[Begin DATASET EXCERPTS]

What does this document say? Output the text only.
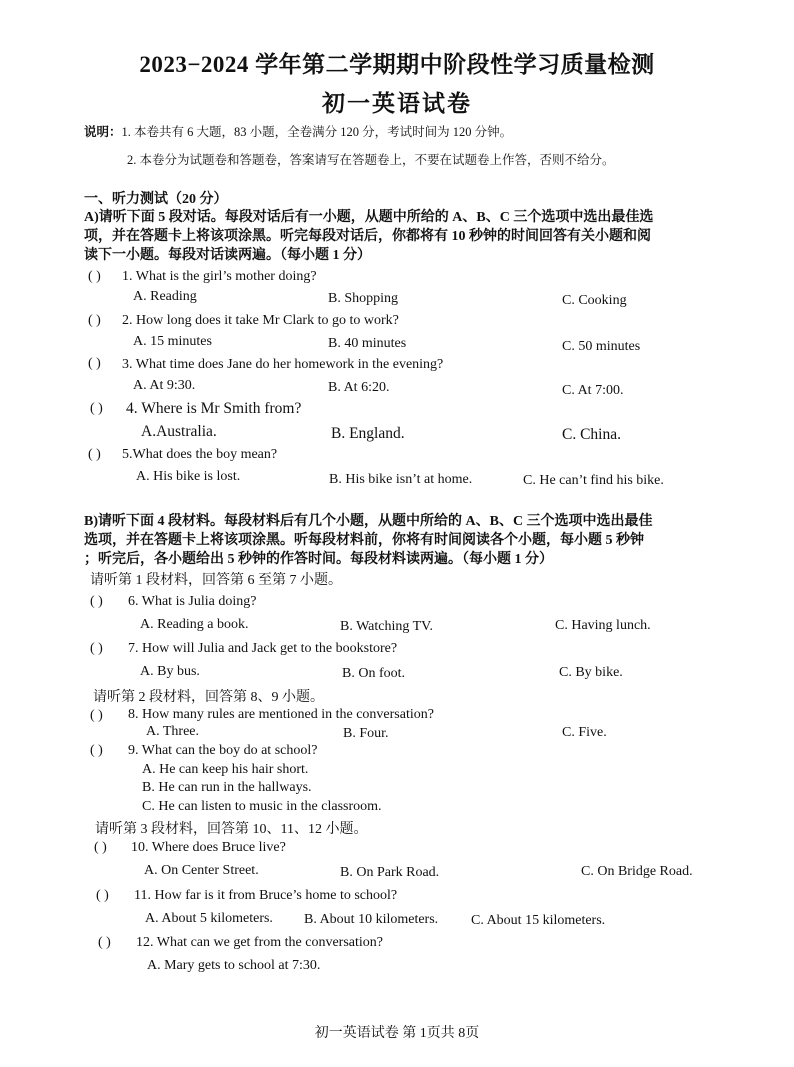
2023−2024 学年第二学期期中阶段性学习质量检测
初一英语试卷
说明：1. 本卷共有 6 大题，83 小题，全卷满分 120 分，考试时间为 120 分钟。
2. 本卷分为试题卷和答题卷，答案请写在答题卷上，不要在试题卷上作答，否则不给分。
一、听力测试（20 分）
A)请听下面 5 段对话。每段对话后有一小题，从题中所给的 A、B、C 三个选项中选出最佳选
项，并在答题卡上将该项涂黑。听完每段对话后，你都将有 10 秒钟的时间回答有关小题和阅
读下一小题。每段对话读两遍。（每小题 1 分）
( ) 1. What is the girl’s mother doing?
A. Reading	B. Shopping	C. Cooking
( ) 2. How long does it take Mr Clark to go to work?
A. 15 minutes	B. 40 minutes	C. 50 minutes
( ) 3. What time does Jane do her homework in the evening?
A. At 9:30.	B. At 6:20.	C. At 7:00.
( ) 4. Where is Mr Smith from?
A.Australia.	B. England.	C. China.
( ) 5.What does the boy mean?
A. His bike is lost.	B. His bike isn’t at home.	C. He can’t find his bike.
B)请听下面 4 段材料。每段材料后有几个小题，从题中所给的 A、B、C 三个选项中选出最佳
选项，并在答题卡上将该项涂黑。听每段材料前，你将有时间阅读各个小题，每小题 5 秒钟
；听完后，各小题给出 5 秒钟的作答时间。每段材料读两遍。（每小题 1 分）
请听第 1 段材料，回答第 6 至第 7 小题。
( ) 6. What is Julia doing?
A. Reading a book.	B. Watching TV.	C. Having lunch.
( ) 7. How will Julia and Jack get to the bookstore?
A. By bus.	B. On foot.	C. By bike.
请听第 2 段材料，回答第 8、9 小题。
( ) 8. How many rules are mentioned in the conversation?
A. Three.	B. Four.	C. Five.
( ) 9. What can the boy do at school?
A. He can keep his hair short.
B. He can run in the hallways.
C. He can listen to music in the classroom.
请听第 3 段材料，回答第 10、11、12 小题。
( ) 10. Where does Bruce live?
A. On Center Street.	B. On Park Road.	C. On Bridge Road.
( ) 11. How far is it from Bruce’s home to school?
A. About 5 kilometers. B. About 10 kilometers. C. About 15 kilometers.
( ) 12. What can we get from the conversation?
A. Mary gets to school at 7:30.
初一英语试卷 第 1页共 8页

[End DATASET EXCERPTS]

__EXERCISE INSTRUCTIONS__: Within the listing above, find every line containing the string "What" and return it.

__TASK RESPONSE__:
What does this document say? Output the text only.
( ) 1. What is the girl’s mother doing?
( ) 3. What time does Jane do her homework in the evening?
( ) 5.What does the boy mean?
( ) 6. What is Julia doing?
( ) 9. What can the boy do at school?
( ) 12. What can we get from the conversation?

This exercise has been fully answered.